## Work required
In the listing below, how many lines contain the word "name"? Please respond with the number only.
# Records shown start
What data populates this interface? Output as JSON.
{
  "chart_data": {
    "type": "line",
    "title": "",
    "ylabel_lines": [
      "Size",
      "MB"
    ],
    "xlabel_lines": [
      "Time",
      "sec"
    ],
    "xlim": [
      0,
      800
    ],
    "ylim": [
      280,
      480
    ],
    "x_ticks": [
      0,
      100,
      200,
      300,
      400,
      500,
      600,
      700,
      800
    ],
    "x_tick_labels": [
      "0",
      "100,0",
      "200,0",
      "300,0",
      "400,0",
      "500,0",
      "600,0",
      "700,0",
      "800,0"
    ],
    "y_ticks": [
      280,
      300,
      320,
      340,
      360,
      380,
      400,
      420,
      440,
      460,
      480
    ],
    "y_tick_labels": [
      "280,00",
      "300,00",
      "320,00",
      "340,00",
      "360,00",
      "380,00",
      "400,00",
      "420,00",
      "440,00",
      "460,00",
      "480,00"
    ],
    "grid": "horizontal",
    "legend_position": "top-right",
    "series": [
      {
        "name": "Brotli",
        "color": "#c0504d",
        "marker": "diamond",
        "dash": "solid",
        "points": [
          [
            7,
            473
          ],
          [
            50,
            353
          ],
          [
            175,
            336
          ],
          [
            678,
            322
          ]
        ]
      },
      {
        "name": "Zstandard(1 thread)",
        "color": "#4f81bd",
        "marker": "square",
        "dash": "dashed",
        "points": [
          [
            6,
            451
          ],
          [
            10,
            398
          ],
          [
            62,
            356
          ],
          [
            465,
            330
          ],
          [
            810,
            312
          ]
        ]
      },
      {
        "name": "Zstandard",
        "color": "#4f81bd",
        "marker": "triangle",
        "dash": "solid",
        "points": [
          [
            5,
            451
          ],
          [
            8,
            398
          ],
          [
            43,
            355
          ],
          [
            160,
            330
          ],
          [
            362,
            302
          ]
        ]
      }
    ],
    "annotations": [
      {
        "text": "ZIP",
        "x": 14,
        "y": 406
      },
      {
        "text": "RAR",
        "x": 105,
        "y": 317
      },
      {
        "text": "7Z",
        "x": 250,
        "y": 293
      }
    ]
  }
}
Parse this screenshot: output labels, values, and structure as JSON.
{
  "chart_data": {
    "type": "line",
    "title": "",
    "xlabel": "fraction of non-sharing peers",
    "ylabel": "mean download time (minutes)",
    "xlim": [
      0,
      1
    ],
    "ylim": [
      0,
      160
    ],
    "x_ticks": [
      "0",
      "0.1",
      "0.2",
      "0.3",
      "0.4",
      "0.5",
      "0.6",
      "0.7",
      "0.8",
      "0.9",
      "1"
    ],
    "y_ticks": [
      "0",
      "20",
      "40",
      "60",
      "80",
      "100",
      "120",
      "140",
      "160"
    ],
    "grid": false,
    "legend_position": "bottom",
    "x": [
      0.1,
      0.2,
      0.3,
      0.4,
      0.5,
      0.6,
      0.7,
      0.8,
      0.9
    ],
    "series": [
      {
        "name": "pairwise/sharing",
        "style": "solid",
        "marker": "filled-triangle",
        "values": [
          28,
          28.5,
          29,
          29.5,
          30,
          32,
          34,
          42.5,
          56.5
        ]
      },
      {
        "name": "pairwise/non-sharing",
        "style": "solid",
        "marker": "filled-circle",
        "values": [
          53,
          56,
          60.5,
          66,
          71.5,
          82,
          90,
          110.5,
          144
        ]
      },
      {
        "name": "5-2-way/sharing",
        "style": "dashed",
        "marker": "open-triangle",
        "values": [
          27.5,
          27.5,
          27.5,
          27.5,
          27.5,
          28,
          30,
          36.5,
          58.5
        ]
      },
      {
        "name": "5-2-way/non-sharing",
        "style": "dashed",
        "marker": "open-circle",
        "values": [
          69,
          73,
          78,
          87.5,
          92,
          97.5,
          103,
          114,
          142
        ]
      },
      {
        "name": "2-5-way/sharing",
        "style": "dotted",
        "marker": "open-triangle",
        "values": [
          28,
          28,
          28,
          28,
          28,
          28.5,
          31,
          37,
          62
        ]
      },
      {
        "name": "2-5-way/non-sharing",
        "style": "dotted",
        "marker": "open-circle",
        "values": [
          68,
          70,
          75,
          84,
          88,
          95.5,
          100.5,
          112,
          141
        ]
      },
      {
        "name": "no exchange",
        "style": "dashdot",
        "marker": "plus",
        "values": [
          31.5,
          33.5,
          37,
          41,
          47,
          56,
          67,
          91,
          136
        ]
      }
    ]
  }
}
# Records shown end
## Reply
10